§ **REQUIRED WORK**
Tally how many lines include "JSON". The number is the whole answer.

** START OF RECORDS TO PROCESS **

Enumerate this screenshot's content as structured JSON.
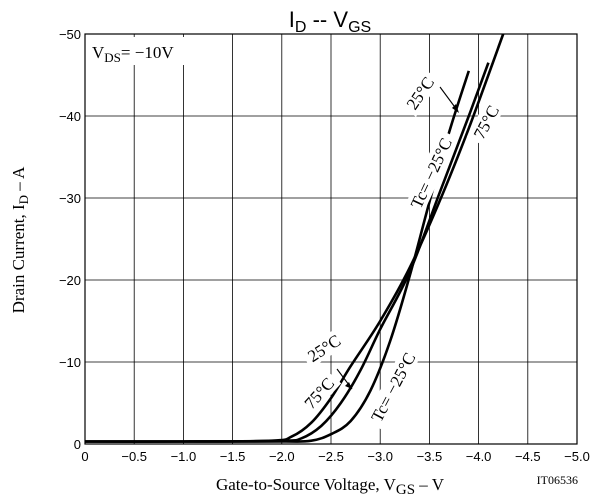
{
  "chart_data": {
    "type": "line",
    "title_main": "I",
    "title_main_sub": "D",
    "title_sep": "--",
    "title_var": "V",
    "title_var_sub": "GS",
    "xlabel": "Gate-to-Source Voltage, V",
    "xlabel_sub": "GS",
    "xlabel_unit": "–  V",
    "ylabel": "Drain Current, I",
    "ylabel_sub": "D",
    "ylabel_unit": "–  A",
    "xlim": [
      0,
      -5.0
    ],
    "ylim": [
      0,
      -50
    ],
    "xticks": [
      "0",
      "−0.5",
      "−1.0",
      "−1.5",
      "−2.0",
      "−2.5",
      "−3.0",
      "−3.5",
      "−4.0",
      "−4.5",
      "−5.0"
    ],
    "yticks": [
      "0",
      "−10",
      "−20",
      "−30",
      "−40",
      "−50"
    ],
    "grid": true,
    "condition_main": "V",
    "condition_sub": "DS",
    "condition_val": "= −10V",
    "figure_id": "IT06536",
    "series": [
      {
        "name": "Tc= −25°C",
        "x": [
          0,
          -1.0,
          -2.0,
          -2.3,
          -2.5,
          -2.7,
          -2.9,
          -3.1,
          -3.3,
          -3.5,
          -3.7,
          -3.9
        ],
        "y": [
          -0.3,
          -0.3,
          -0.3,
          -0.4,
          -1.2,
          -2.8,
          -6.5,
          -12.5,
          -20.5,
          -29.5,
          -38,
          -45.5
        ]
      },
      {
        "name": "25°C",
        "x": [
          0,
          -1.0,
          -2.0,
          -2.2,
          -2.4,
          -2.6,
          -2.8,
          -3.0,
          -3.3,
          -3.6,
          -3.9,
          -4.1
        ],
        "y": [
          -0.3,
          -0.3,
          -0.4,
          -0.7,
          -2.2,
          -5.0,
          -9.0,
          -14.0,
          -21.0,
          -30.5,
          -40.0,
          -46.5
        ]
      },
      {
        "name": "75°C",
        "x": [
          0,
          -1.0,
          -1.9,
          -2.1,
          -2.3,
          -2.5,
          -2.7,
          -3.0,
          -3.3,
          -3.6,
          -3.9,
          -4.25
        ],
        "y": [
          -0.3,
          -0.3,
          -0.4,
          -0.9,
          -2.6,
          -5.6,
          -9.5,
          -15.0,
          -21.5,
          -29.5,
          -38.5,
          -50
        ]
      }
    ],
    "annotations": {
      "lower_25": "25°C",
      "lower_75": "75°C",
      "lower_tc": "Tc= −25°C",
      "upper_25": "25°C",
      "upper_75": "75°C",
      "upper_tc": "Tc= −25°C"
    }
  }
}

** END OF RECORDS TO PROCESS **
** START OF RECORDS TO PROCESS **

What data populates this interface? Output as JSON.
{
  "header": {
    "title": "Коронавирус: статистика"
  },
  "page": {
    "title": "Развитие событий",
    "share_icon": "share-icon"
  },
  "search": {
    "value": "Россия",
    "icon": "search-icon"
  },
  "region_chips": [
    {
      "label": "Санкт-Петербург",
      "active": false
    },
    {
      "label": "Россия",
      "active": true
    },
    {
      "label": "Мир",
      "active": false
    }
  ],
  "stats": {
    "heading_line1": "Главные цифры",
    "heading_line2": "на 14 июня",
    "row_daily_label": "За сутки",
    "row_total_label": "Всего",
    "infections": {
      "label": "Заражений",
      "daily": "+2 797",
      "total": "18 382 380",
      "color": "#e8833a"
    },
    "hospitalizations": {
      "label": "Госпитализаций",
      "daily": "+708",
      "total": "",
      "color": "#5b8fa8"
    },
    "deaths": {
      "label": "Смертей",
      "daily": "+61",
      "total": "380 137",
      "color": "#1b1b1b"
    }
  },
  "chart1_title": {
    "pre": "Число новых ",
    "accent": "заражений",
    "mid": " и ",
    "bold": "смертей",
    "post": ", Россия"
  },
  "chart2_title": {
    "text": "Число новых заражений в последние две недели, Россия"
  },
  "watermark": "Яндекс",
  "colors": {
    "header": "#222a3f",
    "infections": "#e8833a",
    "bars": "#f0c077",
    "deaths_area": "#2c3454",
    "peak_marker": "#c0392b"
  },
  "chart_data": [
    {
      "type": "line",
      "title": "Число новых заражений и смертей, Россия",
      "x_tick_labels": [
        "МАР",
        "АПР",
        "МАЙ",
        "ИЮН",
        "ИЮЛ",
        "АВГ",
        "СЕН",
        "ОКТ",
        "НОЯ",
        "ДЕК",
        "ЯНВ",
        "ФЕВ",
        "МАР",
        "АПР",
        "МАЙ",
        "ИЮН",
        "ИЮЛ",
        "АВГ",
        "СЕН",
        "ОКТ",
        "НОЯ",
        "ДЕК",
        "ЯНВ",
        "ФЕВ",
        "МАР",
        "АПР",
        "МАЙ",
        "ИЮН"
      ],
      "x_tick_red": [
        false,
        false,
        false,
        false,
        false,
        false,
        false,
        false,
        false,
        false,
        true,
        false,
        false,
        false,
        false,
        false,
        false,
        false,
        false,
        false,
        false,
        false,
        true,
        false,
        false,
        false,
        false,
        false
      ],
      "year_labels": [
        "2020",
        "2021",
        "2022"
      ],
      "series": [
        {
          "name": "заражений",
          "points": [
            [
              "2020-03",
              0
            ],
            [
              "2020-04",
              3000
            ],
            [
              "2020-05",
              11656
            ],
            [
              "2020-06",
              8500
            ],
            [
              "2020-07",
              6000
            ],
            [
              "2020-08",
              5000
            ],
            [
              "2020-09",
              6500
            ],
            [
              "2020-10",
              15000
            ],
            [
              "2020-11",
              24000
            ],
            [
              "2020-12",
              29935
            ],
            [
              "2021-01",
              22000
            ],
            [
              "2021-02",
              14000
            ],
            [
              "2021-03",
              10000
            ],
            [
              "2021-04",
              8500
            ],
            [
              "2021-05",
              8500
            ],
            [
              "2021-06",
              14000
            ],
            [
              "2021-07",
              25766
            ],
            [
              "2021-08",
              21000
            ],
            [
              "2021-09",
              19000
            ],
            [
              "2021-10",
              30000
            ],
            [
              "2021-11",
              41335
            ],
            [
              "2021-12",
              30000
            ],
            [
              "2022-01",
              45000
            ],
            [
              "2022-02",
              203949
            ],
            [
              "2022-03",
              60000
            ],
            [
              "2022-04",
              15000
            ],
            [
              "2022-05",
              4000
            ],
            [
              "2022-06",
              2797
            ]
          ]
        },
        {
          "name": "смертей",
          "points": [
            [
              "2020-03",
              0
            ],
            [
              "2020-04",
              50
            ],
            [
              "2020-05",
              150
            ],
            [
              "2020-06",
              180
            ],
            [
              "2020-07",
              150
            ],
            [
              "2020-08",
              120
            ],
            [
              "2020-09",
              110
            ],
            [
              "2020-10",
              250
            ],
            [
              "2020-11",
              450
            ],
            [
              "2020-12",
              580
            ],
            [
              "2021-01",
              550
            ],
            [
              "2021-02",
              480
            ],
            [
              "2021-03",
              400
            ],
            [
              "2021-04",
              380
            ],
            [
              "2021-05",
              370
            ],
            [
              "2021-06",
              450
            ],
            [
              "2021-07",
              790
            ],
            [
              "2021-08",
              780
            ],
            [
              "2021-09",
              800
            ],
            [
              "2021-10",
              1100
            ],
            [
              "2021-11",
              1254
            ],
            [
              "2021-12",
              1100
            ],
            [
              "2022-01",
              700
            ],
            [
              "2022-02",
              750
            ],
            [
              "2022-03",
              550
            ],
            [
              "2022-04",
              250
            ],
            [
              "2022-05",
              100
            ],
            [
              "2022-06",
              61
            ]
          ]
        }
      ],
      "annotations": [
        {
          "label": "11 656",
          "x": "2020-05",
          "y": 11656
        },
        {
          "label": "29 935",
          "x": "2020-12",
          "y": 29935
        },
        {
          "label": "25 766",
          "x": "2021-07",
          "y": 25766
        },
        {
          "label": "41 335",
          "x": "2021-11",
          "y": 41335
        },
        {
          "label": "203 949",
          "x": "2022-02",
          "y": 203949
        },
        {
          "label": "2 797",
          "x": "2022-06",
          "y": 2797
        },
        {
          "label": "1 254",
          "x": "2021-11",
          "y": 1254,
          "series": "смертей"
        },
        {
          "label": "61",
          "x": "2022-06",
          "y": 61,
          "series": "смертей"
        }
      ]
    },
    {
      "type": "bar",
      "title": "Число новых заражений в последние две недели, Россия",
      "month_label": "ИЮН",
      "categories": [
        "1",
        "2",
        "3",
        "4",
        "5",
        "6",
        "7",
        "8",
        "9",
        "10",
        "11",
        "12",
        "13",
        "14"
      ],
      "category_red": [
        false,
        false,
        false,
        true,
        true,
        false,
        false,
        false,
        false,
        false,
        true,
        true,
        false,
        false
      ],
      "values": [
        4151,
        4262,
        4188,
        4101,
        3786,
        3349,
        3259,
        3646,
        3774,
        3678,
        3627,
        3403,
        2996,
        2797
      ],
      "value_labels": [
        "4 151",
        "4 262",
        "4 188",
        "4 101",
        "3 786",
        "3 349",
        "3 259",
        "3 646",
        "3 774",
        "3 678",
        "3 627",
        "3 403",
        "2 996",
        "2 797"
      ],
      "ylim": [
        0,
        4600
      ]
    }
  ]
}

** END OF RECORDS TO PROCESS **

§ **THE REPLY**
2